# RECORDS FOR THE EXERCISE start
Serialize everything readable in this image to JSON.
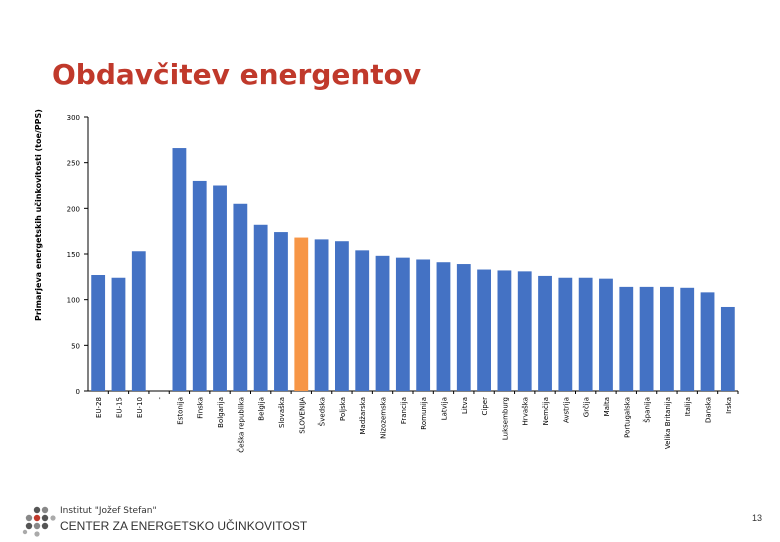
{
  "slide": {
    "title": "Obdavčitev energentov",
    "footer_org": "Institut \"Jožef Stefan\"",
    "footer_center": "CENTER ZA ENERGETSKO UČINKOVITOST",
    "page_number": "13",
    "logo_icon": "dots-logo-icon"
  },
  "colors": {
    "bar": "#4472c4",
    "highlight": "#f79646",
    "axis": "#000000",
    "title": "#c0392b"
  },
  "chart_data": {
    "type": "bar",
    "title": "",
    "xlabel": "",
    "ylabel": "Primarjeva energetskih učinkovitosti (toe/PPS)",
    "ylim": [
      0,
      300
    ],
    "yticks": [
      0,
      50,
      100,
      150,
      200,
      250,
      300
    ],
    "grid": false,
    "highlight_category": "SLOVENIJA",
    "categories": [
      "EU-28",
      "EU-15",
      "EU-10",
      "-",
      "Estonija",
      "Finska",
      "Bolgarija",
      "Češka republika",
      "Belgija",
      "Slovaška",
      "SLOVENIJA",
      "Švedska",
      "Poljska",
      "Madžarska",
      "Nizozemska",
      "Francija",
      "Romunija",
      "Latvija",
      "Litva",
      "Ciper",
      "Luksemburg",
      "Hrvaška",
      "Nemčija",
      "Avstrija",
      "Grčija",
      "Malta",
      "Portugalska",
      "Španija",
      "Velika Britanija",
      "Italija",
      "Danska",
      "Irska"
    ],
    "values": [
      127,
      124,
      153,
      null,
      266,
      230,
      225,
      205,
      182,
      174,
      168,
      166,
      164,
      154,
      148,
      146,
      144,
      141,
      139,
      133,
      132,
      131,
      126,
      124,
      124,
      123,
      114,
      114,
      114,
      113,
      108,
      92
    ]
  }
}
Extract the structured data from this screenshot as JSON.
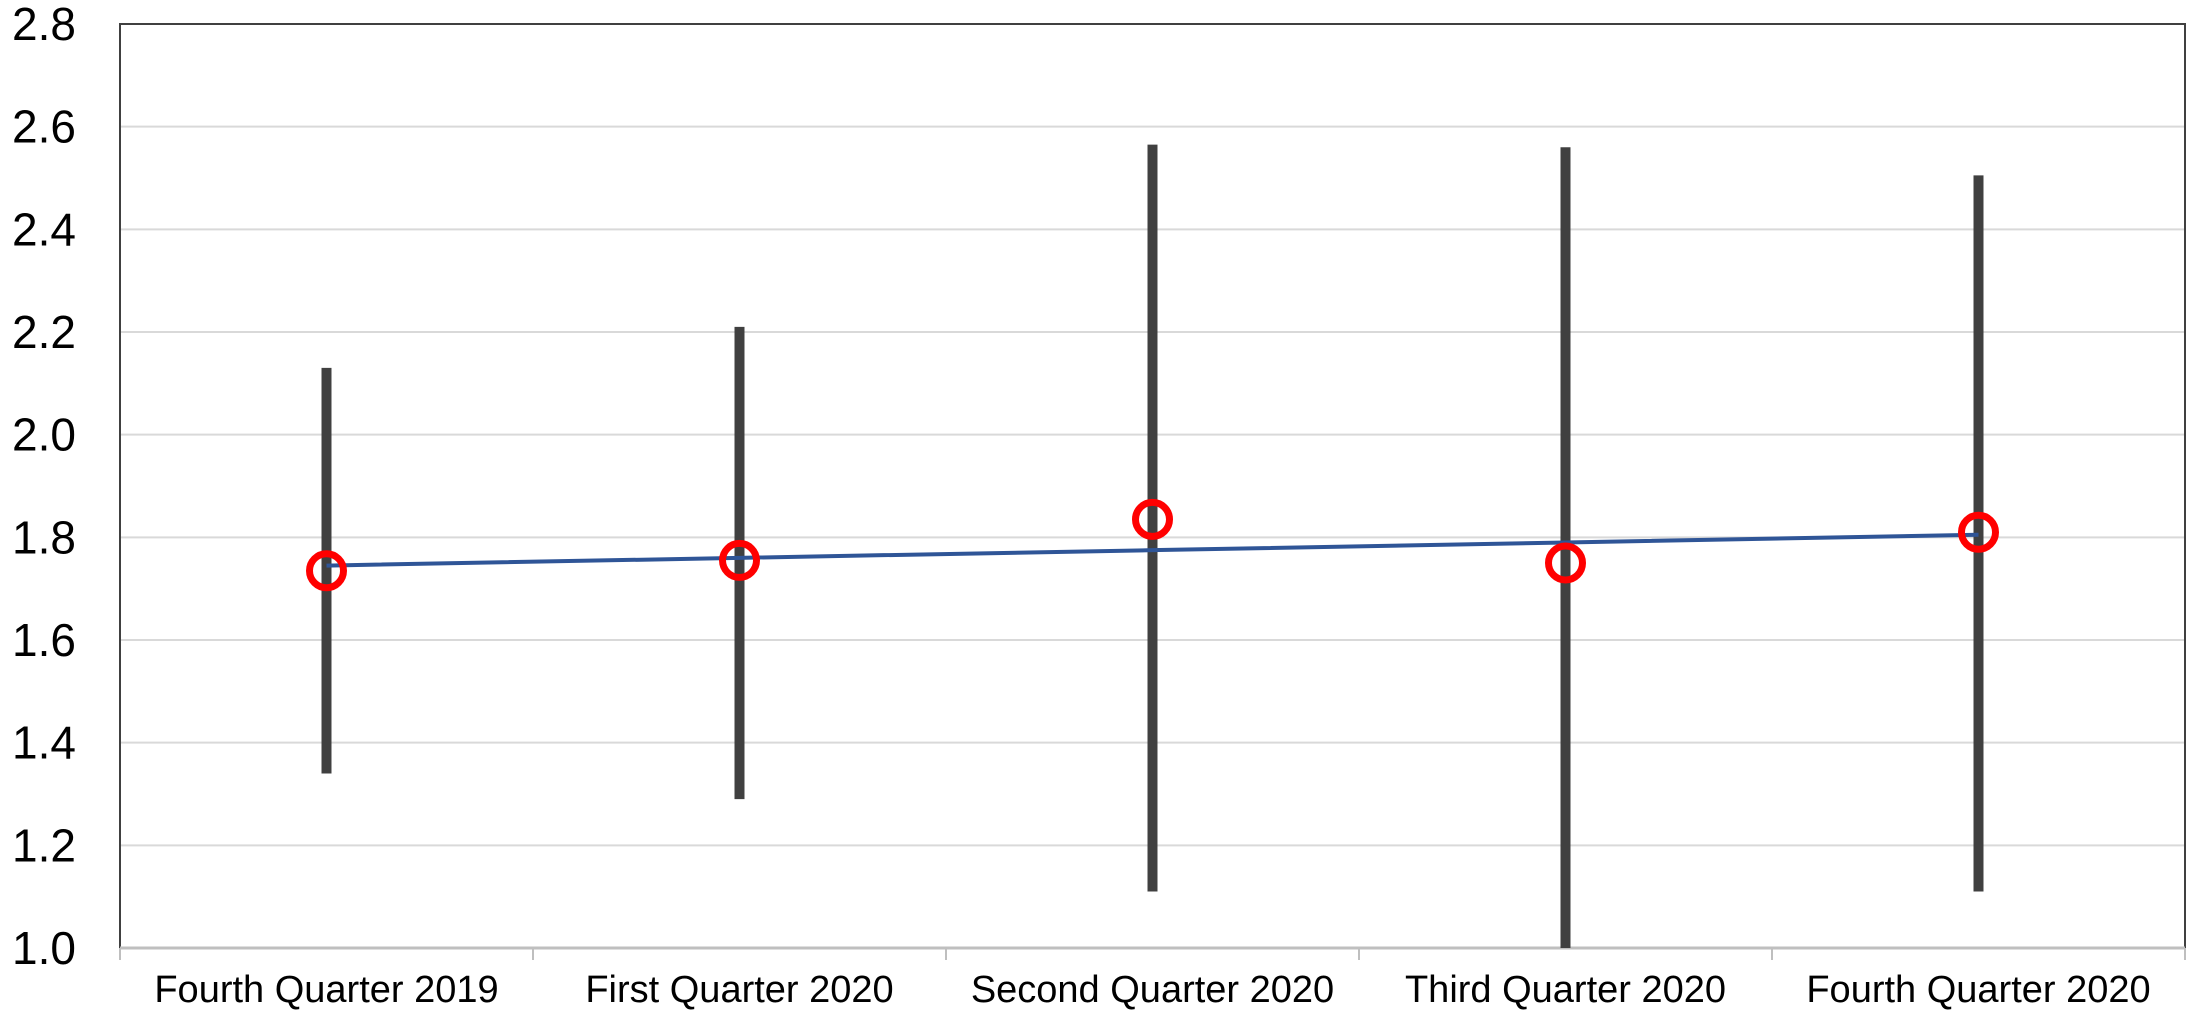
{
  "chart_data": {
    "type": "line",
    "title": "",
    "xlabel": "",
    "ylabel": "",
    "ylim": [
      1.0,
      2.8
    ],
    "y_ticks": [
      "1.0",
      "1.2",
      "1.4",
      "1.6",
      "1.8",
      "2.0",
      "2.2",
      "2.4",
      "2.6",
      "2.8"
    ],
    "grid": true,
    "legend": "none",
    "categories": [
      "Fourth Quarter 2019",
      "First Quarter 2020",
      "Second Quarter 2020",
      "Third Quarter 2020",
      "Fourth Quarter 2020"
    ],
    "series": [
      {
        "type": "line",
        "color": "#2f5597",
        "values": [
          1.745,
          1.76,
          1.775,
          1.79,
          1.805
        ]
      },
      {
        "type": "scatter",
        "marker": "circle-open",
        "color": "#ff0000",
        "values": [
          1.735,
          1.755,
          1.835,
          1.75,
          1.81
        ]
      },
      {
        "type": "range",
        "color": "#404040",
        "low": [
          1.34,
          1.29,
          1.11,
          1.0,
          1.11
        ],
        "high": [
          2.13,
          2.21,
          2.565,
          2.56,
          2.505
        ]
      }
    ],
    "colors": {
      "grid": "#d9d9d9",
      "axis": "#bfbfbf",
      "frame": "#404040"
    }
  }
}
# RECORDS FOR THE EXERCISE end
# RECORDS FOR THE EXERCISE start
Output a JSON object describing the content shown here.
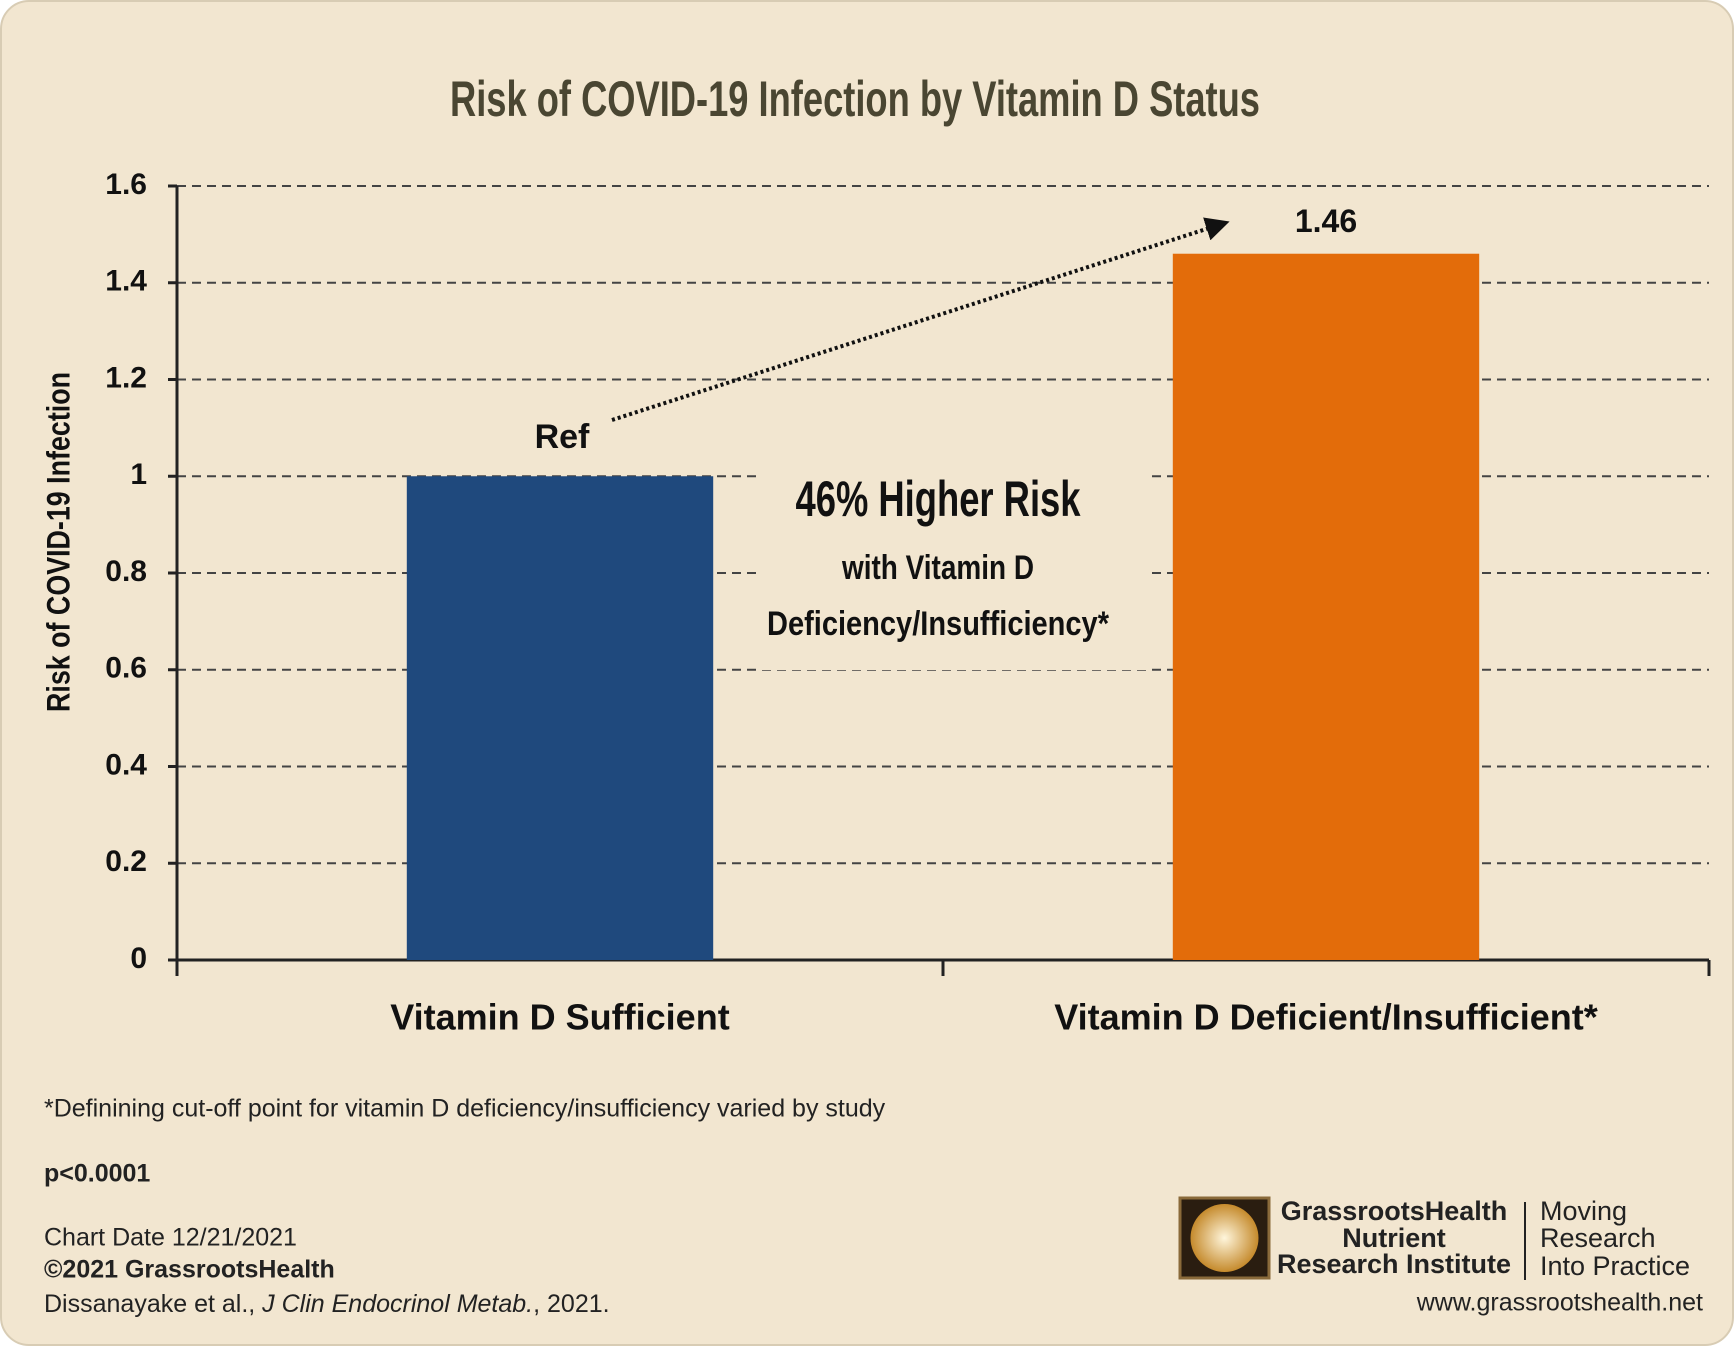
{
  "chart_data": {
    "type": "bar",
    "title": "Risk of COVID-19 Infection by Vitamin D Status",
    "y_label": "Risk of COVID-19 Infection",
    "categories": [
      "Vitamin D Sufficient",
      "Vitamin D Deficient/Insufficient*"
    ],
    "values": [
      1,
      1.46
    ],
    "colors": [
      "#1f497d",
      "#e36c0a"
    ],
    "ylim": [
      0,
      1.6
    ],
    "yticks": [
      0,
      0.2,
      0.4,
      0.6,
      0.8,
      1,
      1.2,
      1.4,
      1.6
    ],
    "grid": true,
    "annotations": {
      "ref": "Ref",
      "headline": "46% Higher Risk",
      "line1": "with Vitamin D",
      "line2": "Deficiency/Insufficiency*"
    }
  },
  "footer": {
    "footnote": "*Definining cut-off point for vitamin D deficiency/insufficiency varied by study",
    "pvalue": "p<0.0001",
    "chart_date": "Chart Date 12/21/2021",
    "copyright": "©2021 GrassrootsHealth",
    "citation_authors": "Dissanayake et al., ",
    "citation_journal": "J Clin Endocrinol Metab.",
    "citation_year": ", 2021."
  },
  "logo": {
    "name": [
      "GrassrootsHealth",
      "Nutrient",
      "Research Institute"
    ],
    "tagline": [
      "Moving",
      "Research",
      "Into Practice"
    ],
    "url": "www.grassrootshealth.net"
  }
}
# RECORDS FOR THE EXERCISE end
• REQUIRED TASK:
Scan the listing above for the word "type" and copy every line that holds it.

• RESULT FOR THIS EXERCISE:
    "type": "bar",
    "type": "line",
        "type": "line",
        "type": "scatter",
        "type": "range",
    "type": "bar",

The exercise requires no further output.